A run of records
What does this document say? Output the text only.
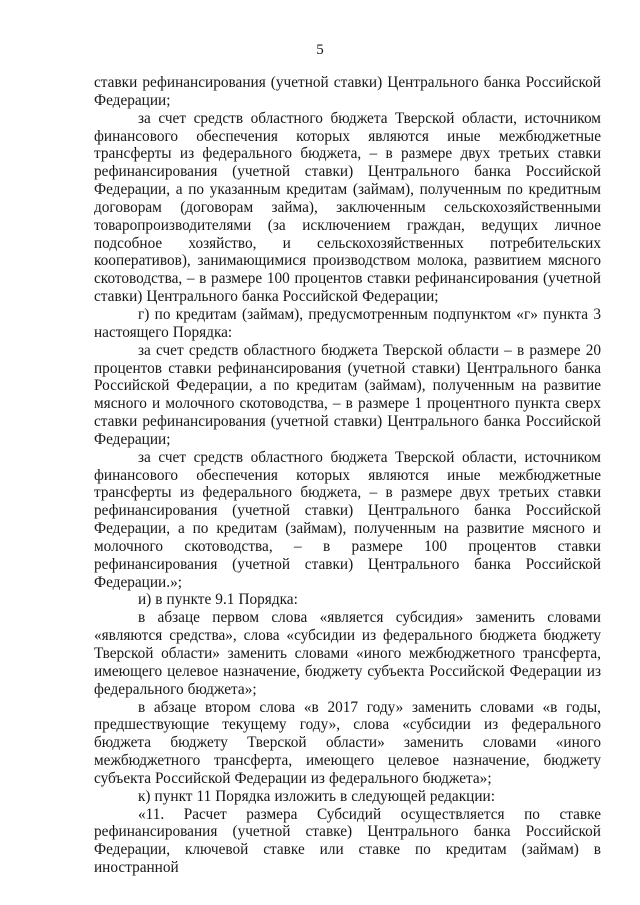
5

ставки рефинансирования (учетной ставки) Центрального банка Российской Федерации;

за счет средств областного бюджета Тверской области, источником финансового обеспечения которых являются иные межбюджетные трансферты из федерального бюджета, – в размере двух третьих ставки рефинансирования (учетной ставки) Центрального банка Российской Федерации, а по указанным кредитам (займам), полученным по кредитным договорам (договорам займа), заключенным сельскохозяйственными товаропроизводителями (за исключением граждан, ведущих личное подсобное хозяйство, и сельскохозяйственных потребительских кооперативов), занимающимися производством молока, развитием мясного скотоводства, – в размере 100 процентов ставки рефинансирования (учетной ставки) Центрального банка Российской Федерации;

г) по кредитам (займам), предусмотренным подпунктом «г» пункта 3 настоящего Порядка:

за счет средств областного бюджета Тверской области – в размере 20 процентов ставки рефинансирования (учетной ставки) Центрального банка Российской Федерации, а по кредитам (займам), полученным на развитие мясного и молочного скотоводства, – в размере 1 процентного пункта сверх ставки рефинансирования (учетной ставки) Центрального банка Российской Федерации;

за счет средств областного бюджета Тверской области, источником финансового обеспечения которых являются иные межбюджетные трансферты из федерального бюджета, – в размере двух третьих ставки рефинансирования (учетной ставки) Центрального банка Российской Федерации, а по кредитам (займам), полученным на развитие мясного и молочного скотоводства, – в размере 100 процентов ставки рефинансирования (учетной ставки) Центрального банка Российской Федерации.»;

и) в пункте 9.1 Порядка:

в абзаце первом слова «является субсидия» заменить словами «являются средства», слова «субсидии из федерального бюджета бюджету Тверской области» заменить словами «иного межбюджетного трансферта, имеющего целевое назначение, бюджету субъекта Российской Федерации из федерального бюджета»;

в абзаце втором слова «в 2017 году» заменить словами «в годы, предшествующие текущему году», слова «субсидии из федерального бюджета бюджету Тверской области» заменить словами «иного межбюджетного трансферта, имеющего целевое назначение, бюджету субъекта Российской Федерации из федерального бюджета»;

к) пункт 11 Порядка изложить в следующей редакции:

«11. Расчет размера Субсидий осуществляется по ставке рефинансирования (учетной ставке) Центрального банка Российской Федерации, ключевой ставке или ставке по кредитам (займам) в иностранной
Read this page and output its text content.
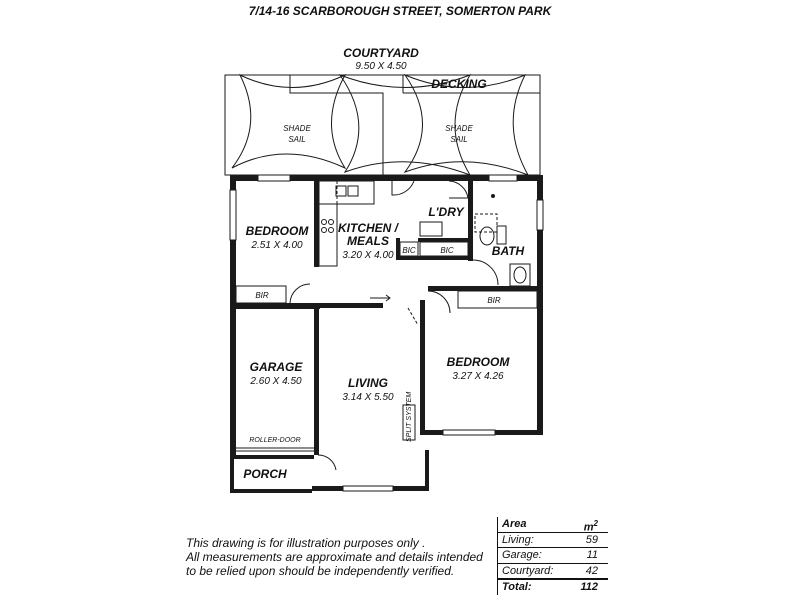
7/14-16 SCARBOROUGH STREET, SOMERTON PARK
COURTYARD
9.50 X 4.50
DECKING
SHADE
SAIL
SHADE
SAIL
BEDROOM
2.51 X 4.00
KITCHEN /
MEALS
3.20 X 4.00
L'DRY
BATH
BEDROOM
3.27 X 4.26
GARAGE
2.60 X 4.50	LIVING
3.14 X 5.50
PORCH
BIR
BIR
BIC	BIC
ROLLER-DOOR	SPLIT SYSTEM
This drawing is for illustration purposes only .
All measurements are approximate and details intended
to be relied upon should be independently verified.
Area	$m^2$
Living:	59
Garage:	11
Courtyard:	42
Total:	112
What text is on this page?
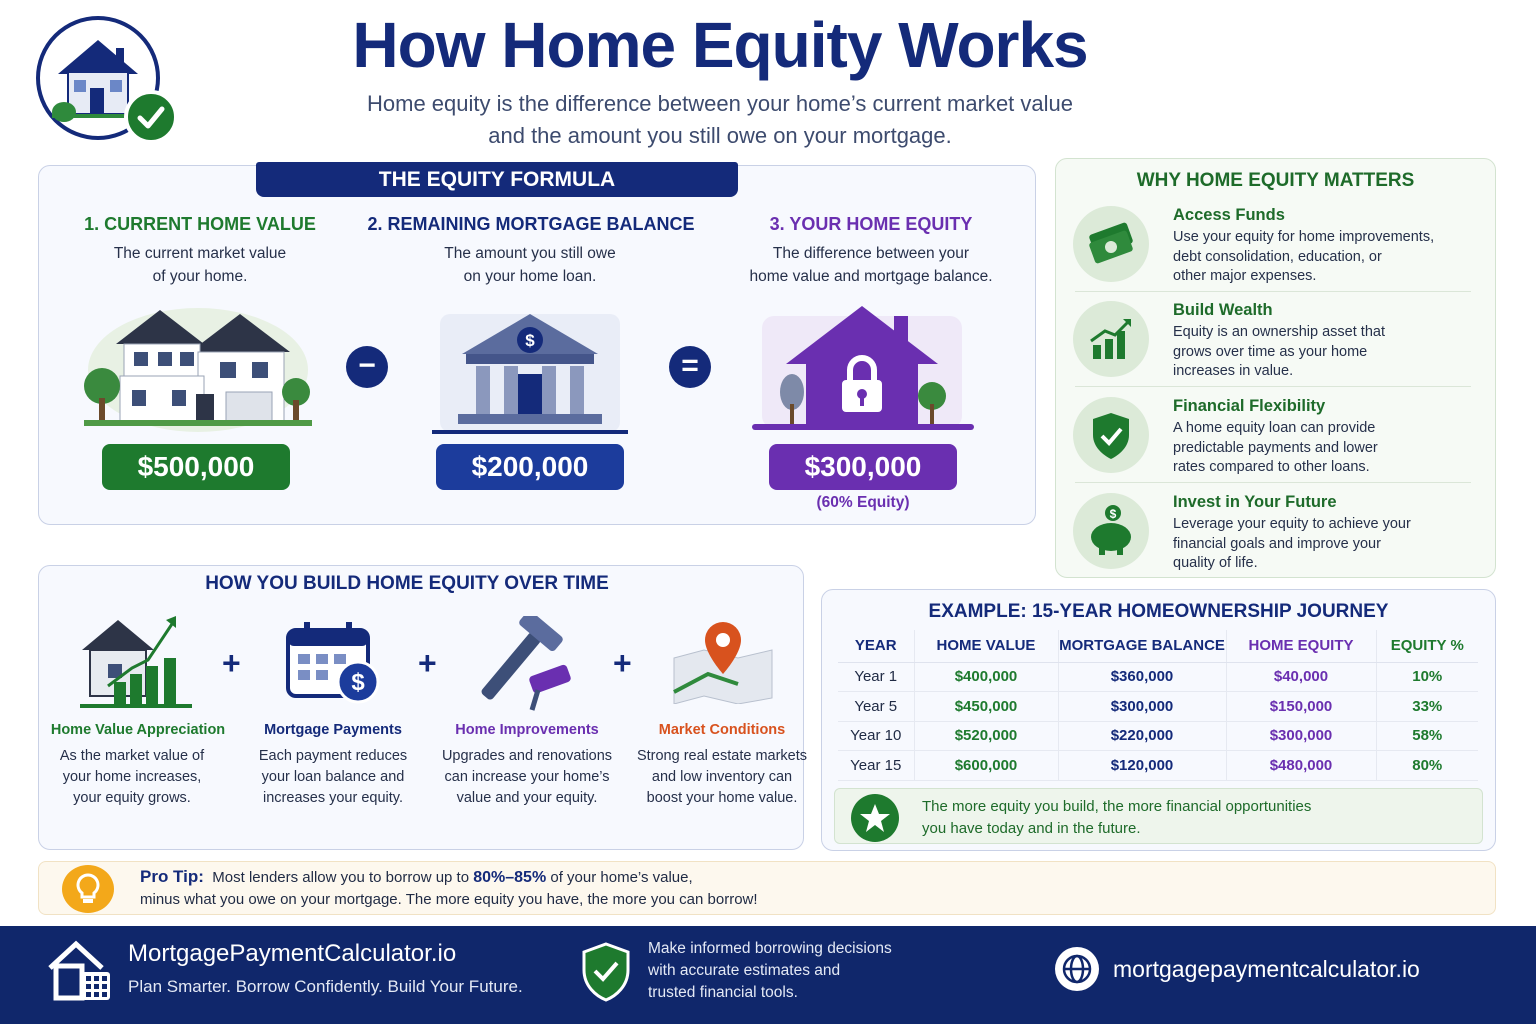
How Home Equity Works
Home equity is the difference between your home’s current market value
and the amount you still owe on your mortgage.
THE EQUITY FORMULA
1. CURRENT HOME VALUE
The current market value
of your home.
$500,000
−
2. REMAINING MORTGAGE BALANCE
The amount you still owe
on your home loan.
$
$200,000
=
3. YOUR HOME EQUITY
The difference between your
home value and mortgage balance.
$300,000
(60% Equity)
WHY HOME EQUITY MATTERS
Access Funds
Use your equity for home improvements,
debt consolidation, education, or
other major expenses.
Build Wealth
Equity is an ownership asset that
grows over time as your home
increases in value.
Financial Flexibility
A home equity loan can provide
predictable payments and lower
rates compared to other loans.
$
Invest in Your Future
Leverage your equity to achieve your
financial goals and improve your
quality of life.
HOW YOU BUILD HOME EQUITY OVER TIME
+
$
+	+
Home Value Appreciation
As the market value of
your home increases,
your equity grows.
Mortgage Payments
Each payment reduces
your loan balance and
increases your equity.
Home Improvements
Upgrades and renovations
can increase your home’s
value and your equity.
Market Conditions
Strong real estate markets
and low inventory can
boost your home value.
EXAMPLE: 15-YEAR HOMEOWNERSHIP JOURNEY
YEAR	HOME VALUE	MORTGAGE BALANCE	HOME EQUITY	EQUITY %
Year 1	$400,000	$360,000	$40,000	10%
Year 5	$450,000	$300,000	$150,000	33%
Year 10	$520,000	$220,000	$300,000	58%
Year 15	$600,000	$120,000	$480,000	80%
The more equity you build, the more financial opportunities
you have today and in the future.
Pro Tip: Most lenders allow you to borrow up to 80%–85% of your home’s value,
minus what you owe on your mortgage. The more equity you have, the more you can borrow!
MortgagePaymentCalculator.io
Plan Smarter. Borrow Confidently. Build Your Future.
Make informed borrowing decisions
with accurate estimates and
trusted financial tools.
mortgagepaymentcalculator.io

> **SHORT TASK**:
Reproduce the full listing above verbatim, with no pictures included.

> **IN RESPONSE**:
What does this document say? Output the text only.
5

ставки рефинансирования (учетной ставки) Центрального банка Российской Федерации;

за счет средств областного бюджета Тверской области, источником финансового обеспечения которых являются иные межбюджетные трансферты из федерального бюджета, – в размере двух третьих ставки рефинансирования (учетной ставки) Центрального банка Российской Федерации, а по указанным кредитам (займам), полученным по кредитным договорам (договорам займа), заключенным сельскохозяйственными товаропроизводителями (за исключением граждан, ведущих личное подсобное хозяйство, и сельскохозяйственных потребительских кооперативов), занимающимися производством молока, развитием мясного скотоводства, – в размере 100 процентов ставки рефинансирования (учетной ставки) Центрального банка Российской Федерации;

г) по кредитам (займам), предусмотренным подпунктом «г» пункта 3 настоящего Порядка:

за счет средств областного бюджета Тверской области – в размере 20 процентов ставки рефинансирования (учетной ставки) Центрального банка Российской Федерации, а по кредитам (займам), полученным на развитие мясного и молочного скотоводства, – в размере 1 процентного пункта сверх ставки рефинансирования (учетной ставки) Центрального банка Российской Федерации;

за счет средств областного бюджета Тверской области, источником финансового обеспечения которых являются иные межбюджетные трансферты из федерального бюджета, – в размере двух третьих ставки рефинансирования (учетной ставки) Центрального банка Российской Федерации, а по кредитам (займам), полученным на развитие мясного и молочного скотоводства, – в размере 100 процентов ставки рефинансирования (учетной ставки) Центрального банка Российской Федерации.»;

и) в пункте 9.1 Порядка:

в абзаце первом слова «является субсидия» заменить словами «являются средства», слова «субсидии из федерального бюджета бюджету Тверской области» заменить словами «иного межбюджетного трансферта, имеющего целевое назначение, бюджету субъекта Российской Федерации из федерального бюджета»;

в абзаце втором слова «в 2017 году» заменить словами «в годы, предшествующие текущему году», слова «субсидии из федерального бюджета бюджету Тверской области» заменить словами «иного межбюджетного трансферта, имеющего целевое назначение, бюджету субъекта Российской Федерации из федерального бюджета»;

к) пункт 11 Порядка изложить в следующей редакции:

«11. Расчет размера Субсидий осуществляется по ставке рефинансирования (учетной ставке) Центрального банка Российской Федерации, ключевой ставке или ставке по кредитам (займам) в иностранной
Read this page and output its text content.
7/14-16 SCARBOROUGH STREET, SOMERTON PARK
COURTYARD
9.50 X 4.50
DECKING
SHADE
SAIL
SHADE
SAIL
BEDROOM
2.51 X 4.00
KITCHEN /
MEALS
3.20 X 4.00
L'DRY
BATH
BEDROOM
3.27 X 4.26
GARAGE
2.60 X 4.50	LIVING
3.14 X 5.50
PORCH
BIR
BIR
BIC	BIC
ROLLER-DOOR	SPLIT SYSTEM
This drawing is for illustration purposes only .
All measurements are approximate and details intended
to be relied upon should be independently verified.
Area	$m^2$
Living:	59
Garage:	11
Courtyard:	42
Total:	112
What text is on this page?
How Home Equity Works
Home equity is the difference between your home’s current market value
and the amount you still owe on your mortgage.
THE EQUITY FORMULA
1. CURRENT HOME VALUE
The current market value
of your home.
$500,000
−
2. REMAINING MORTGAGE BALANCE
The amount you still owe
on your home loan.
$
$200,000
=
3. YOUR HOME EQUITY
The difference between your
home value and mortgage balance.
$300,000
(60% Equity)
WHY HOME EQUITY MATTERS
Access Funds
Use your equity for home improvements,
debt consolidation, education, or
other major expenses.
Build Wealth
Equity is an ownership asset that
grows over time as your home
increases in value.
Financial Flexibility
A home equity loan can provide
predictable payments and lower
rates compared to other loans.
$
Invest in Your Future
Leverage your equity to achieve your
financial goals and improve your
quality of life.
HOW YOU BUILD HOME EQUITY OVER TIME
+
$
+	+
Home Value Appreciation
As the market value of
your home increases,
your equity grows.
Mortgage Payments
Each payment reduces
your loan balance and
increases your equity.
Home Improvements
Upgrades and renovations
can increase your home’s
value and your equity.
Market Conditions
Strong real estate markets
and low inventory can
boost your home value.
EXAMPLE: 15-YEAR HOMEOWNERSHIP JOURNEY
YEAR	HOME VALUE	MORTGAGE BALANCE	HOME EQUITY	EQUITY %
Year 1	$400,000	$360,000	$40,000	10%
Year 5	$450,000	$300,000	$150,000	33%
Year 10	$520,000	$220,000	$300,000	58%
Year 15	$600,000	$120,000	$480,000	80%
The more equity you build, the more financial opportunities
you have today and in the future.
Pro Tip: Most lenders allow you to borrow up to 80%–85% of your home’s value,
minus what you owe on your mortgage. The more equity you have, the more you can borrow!
MortgagePaymentCalculator.io
Plan Smarter. Borrow Confidently. Build Your Future.
Make informed borrowing decisions
with accurate estimates and
trusted financial tools.
mortgagepaymentcalculator.io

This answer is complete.